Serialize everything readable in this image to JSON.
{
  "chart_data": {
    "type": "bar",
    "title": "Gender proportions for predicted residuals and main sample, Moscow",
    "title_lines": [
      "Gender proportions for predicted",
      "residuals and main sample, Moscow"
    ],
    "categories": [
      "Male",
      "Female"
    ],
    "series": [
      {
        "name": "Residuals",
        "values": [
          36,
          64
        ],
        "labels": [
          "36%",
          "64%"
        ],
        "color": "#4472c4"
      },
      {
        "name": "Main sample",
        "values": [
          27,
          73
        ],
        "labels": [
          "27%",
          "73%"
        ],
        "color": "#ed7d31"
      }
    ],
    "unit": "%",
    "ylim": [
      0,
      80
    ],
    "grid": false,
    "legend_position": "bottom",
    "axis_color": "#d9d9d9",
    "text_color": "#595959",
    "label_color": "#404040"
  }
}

• **WORK REQUIRED**
Copy all data exactly, start to finish.

• **WRITTEN RESPONSE**
Serialize everything readable in this image to JSON.
{
  "chart_data": {
    "type": "bar",
    "title": "Gender proportions for predicted residuals and main sample, Moscow",
    "title_lines": [
      "Gender proportions for predicted",
      "residuals and main sample, Moscow"
    ],
    "categories": [
      "Male",
      "Female"
    ],
    "series": [
      {
        "name": "Residuals",
        "values": [
          36,
          64
        ],
        "labels": [
          "36%",
          "64%"
        ],
        "color": "#4472c4"
      },
      {
        "name": "Main sample",
        "values": [
          27,
          73
        ],
        "labels": [
          "27%",
          "73%"
        ],
        "color": "#ed7d31"
      }
    ],
    "unit": "%",
    "ylim": [
      0,
      80
    ],
    "grid": false,
    "legend_position": "bottom",
    "axis_color": "#d9d9d9",
    "text_color": "#595959",
    "label_color": "#404040"
  }
}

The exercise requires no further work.